- Task instructions -
Transcribe each record exactly. Include every one.

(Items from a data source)

______________________________

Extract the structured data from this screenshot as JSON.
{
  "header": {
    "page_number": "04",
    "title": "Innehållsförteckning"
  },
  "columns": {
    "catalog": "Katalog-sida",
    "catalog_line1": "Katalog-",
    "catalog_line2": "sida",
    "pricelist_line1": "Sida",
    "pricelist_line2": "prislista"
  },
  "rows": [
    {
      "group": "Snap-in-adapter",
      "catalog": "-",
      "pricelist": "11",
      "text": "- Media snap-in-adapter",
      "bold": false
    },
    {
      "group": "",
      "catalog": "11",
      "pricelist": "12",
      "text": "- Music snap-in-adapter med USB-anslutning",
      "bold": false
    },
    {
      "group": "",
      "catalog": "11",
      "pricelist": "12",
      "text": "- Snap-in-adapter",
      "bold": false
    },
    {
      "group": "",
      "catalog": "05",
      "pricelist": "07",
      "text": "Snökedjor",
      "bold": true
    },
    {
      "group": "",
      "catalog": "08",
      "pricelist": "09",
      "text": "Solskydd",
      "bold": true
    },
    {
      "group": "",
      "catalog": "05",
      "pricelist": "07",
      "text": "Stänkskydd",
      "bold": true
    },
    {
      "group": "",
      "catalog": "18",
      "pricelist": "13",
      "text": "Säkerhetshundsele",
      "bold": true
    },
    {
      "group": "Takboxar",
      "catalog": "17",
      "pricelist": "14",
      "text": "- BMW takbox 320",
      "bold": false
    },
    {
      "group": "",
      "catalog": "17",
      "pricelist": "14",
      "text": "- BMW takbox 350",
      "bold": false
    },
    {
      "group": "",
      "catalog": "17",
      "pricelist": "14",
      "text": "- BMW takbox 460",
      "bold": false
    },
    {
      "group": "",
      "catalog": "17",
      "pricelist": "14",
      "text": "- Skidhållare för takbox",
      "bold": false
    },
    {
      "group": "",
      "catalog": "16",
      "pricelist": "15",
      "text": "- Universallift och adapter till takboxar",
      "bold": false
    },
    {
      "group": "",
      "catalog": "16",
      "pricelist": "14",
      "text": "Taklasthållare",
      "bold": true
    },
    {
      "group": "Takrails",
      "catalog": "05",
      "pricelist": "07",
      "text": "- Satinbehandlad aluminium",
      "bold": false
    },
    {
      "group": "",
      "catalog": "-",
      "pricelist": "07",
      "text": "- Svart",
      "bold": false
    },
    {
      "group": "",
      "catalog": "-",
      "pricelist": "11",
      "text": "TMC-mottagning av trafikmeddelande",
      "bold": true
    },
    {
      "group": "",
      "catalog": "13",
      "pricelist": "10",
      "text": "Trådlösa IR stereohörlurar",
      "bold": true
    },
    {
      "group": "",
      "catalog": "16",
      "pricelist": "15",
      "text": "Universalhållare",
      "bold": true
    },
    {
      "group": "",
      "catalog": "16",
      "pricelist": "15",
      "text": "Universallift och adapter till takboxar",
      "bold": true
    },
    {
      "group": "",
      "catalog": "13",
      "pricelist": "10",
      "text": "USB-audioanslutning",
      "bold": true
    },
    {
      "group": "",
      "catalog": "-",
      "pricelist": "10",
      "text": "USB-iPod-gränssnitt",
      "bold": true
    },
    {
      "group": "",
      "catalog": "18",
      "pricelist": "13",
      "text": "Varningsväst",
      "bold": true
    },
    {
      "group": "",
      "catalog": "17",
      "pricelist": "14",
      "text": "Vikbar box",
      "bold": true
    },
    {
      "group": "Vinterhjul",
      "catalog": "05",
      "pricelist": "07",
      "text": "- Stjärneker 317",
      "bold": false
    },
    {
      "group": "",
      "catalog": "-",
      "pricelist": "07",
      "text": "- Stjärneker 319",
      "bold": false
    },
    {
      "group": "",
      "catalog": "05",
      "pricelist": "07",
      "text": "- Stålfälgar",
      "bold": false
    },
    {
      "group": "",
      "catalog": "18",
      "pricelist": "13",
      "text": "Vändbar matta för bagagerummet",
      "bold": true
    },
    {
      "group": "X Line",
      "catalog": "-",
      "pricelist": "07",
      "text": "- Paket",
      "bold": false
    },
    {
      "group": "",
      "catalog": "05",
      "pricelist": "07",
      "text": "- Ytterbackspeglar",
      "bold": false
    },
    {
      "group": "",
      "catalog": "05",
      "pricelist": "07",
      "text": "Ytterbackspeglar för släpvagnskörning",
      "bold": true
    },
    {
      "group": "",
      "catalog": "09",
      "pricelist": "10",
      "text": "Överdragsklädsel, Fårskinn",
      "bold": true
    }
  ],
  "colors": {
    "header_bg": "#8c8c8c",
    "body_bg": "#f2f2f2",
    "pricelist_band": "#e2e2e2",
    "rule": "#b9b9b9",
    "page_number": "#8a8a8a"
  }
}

______________________________

- Worked solution -
Extract the structured data from this screenshot as JSON.
{
  "header": {
    "page_number": "04",
    "title": "Innehållsförteckning"
  },
  "columns": {
    "catalog": "Katalog-sida",
    "catalog_line1": "Katalog-",
    "catalog_line2": "sida",
    "pricelist_line1": "Sida",
    "pricelist_line2": "prislista"
  },
  "rows": [
    {
      "group": "Snap-in-adapter",
      "catalog": "-",
      "pricelist": "11",
      "text": "- Media snap-in-adapter",
      "bold": false
    },
    {
      "group": "",
      "catalog": "11",
      "pricelist": "12",
      "text": "- Music snap-in-adapter med USB-anslutning",
      "bold": false
    },
    {
      "group": "",
      "catalog": "11",
      "pricelist": "12",
      "text": "- Snap-in-adapter",
      "bold": false
    },
    {
      "group": "",
      "catalog": "05",
      "pricelist": "07",
      "text": "Snökedjor",
      "bold": true
    },
    {
      "group": "",
      "catalog": "08",
      "pricelist": "09",
      "text": "Solskydd",
      "bold": true
    },
    {
      "group": "",
      "catalog": "05",
      "pricelist": "07",
      "text": "Stänkskydd",
      "bold": true
    },
    {
      "group": "",
      "catalog": "18",
      "pricelist": "13",
      "text": "Säkerhetshundsele",
      "bold": true
    },
    {
      "group": "Takboxar",
      "catalog": "17",
      "pricelist": "14",
      "text": "- BMW takbox 320",
      "bold": false
    },
    {
      "group": "",
      "catalog": "17",
      "pricelist": "14",
      "text": "- BMW takbox 350",
      "bold": false
    },
    {
      "group": "",
      "catalog": "17",
      "pricelist": "14",
      "text": "- BMW takbox 460",
      "bold": false
    },
    {
      "group": "",
      "catalog": "17",
      "pricelist": "14",
      "text": "- Skidhållare för takbox",
      "bold": false
    },
    {
      "group": "",
      "catalog": "16",
      "pricelist": "15",
      "text": "- Universallift och adapter till takboxar",
      "bold": false
    },
    {
      "group": "",
      "catalog": "16",
      "pricelist": "14",
      "text": "Taklasthållare",
      "bold": true
    },
    {
      "group": "Takrails",
      "catalog": "05",
      "pricelist": "07",
      "text": "- Satinbehandlad aluminium",
      "bold": false
    },
    {
      "group": "",
      "catalog": "-",
      "pricelist": "07",
      "text": "- Svart",
      "bold": false
    },
    {
      "group": "",
      "catalog": "-",
      "pricelist": "11",
      "text": "TMC-mottagning av trafikmeddelande",
      "bold": true
    },
    {
      "group": "",
      "catalog": "13",
      "pricelist": "10",
      "text": "Trådlösa IR stereohörlurar",
      "bold": true
    },
    {
      "group": "",
      "catalog": "16",
      "pricelist": "15",
      "text": "Universalhållare",
      "bold": true
    },
    {
      "group": "",
      "catalog": "16",
      "pricelist": "15",
      "text": "Universallift och adapter till takboxar",
      "bold": true
    },
    {
      "group": "",
      "catalog": "13",
      "pricelist": "10",
      "text": "USB-audioanslutning",
      "bold": true
    },
    {
      "group": "",
      "catalog": "-",
      "pricelist": "10",
      "text": "USB-iPod-gränssnitt",
      "bold": true
    },
    {
      "group": "",
      "catalog": "18",
      "pricelist": "13",
      "text": "Varningsväst",
      "bold": true
    },
    {
      "group": "",
      "catalog": "17",
      "pricelist": "14",
      "text": "Vikbar box",
      "bold": true
    },
    {
      "group": "Vinterhjul",
      "catalog": "05",
      "pricelist": "07",
      "text": "- Stjärneker 317",
      "bold": false
    },
    {
      "group": "",
      "catalog": "-",
      "pricelist": "07",
      "text": "- Stjärneker 319",
      "bold": false
    },
    {
      "group": "",
      "catalog": "05",
      "pricelist": "07",
      "text": "- Stålfälgar",
      "bold": false
    },
    {
      "group": "",
      "catalog": "18",
      "pricelist": "13",
      "text": "Vändbar matta för bagagerummet",
      "bold": true
    },
    {
      "group": "X Line",
      "catalog": "-",
      "pricelist": "07",
      "text": "- Paket",
      "bold": false
    },
    {
      "group": "",
      "catalog": "05",
      "pricelist": "07",
      "text": "- Ytterbackspeglar",
      "bold": false
    },
    {
      "group": "",
      "catalog": "05",
      "pricelist": "07",
      "text": "Ytterbackspeglar för släpvagnskörning",
      "bold": true
    },
    {
      "group": "",
      "catalog": "09",
      "pricelist": "10",
      "text": "Överdragsklädsel, Fårskinn",
      "bold": true
    }
  ],
  "colors": {
    "header_bg": "#8c8c8c",
    "body_bg": "#f2f2f2",
    "pricelist_band": "#e2e2e2",
    "rule": "#b9b9b9",
    "page_number": "#8a8a8a"
  }
}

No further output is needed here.